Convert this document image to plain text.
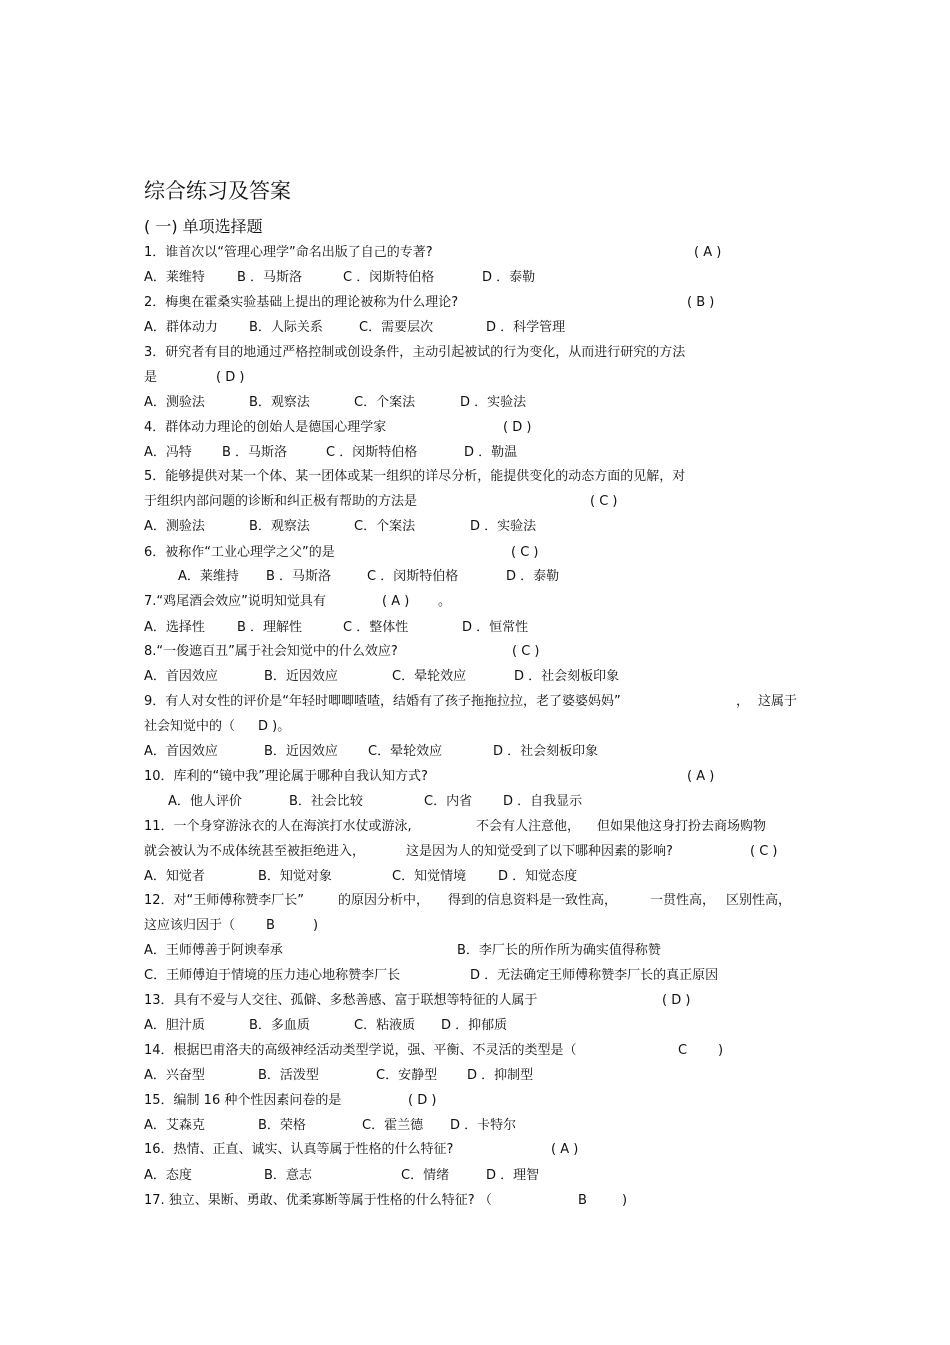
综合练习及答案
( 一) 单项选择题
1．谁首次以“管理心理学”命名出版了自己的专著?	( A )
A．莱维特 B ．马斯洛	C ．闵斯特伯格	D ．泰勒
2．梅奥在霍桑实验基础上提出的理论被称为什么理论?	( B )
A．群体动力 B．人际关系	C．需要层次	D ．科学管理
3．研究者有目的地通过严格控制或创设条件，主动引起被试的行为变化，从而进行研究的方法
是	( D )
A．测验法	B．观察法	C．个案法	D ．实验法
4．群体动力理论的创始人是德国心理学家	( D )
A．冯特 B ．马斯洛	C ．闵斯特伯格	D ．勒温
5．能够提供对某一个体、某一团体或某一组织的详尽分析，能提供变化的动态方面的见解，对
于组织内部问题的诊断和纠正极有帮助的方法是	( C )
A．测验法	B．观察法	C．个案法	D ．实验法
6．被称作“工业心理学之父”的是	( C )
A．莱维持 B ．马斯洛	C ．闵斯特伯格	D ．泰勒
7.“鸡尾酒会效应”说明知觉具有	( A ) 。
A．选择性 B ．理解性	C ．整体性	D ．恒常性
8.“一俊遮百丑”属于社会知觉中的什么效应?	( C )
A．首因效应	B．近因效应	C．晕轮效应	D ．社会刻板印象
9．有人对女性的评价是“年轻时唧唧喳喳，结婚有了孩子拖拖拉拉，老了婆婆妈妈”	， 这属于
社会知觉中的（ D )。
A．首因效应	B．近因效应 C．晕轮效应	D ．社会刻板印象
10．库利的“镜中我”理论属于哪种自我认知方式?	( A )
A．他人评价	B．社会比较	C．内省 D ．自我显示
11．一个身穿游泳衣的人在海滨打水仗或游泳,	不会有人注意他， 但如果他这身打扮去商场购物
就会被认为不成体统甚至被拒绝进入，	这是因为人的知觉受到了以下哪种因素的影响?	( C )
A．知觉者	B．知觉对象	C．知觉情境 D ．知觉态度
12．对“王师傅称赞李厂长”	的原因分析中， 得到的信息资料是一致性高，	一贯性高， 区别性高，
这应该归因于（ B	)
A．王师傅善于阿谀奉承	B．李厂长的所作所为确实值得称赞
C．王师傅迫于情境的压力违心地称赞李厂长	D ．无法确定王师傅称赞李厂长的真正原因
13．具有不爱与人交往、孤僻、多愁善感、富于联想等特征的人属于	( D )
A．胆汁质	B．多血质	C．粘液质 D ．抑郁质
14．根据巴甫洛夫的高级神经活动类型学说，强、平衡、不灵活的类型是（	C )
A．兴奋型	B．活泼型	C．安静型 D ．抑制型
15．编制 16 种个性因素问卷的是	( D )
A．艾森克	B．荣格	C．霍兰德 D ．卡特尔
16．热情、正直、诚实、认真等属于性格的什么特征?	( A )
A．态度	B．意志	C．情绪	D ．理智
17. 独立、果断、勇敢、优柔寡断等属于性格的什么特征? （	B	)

▶ TO DO:
Copy every line of the records above that holds the word "近因效应".

▶ FULL OUTPUT:
A．首因效应	B．近因效应	C．晕轮效应	D ．社会刻板印象
A．首因效应	B．近因效应 C．晕轮效应	D ．社会刻板印象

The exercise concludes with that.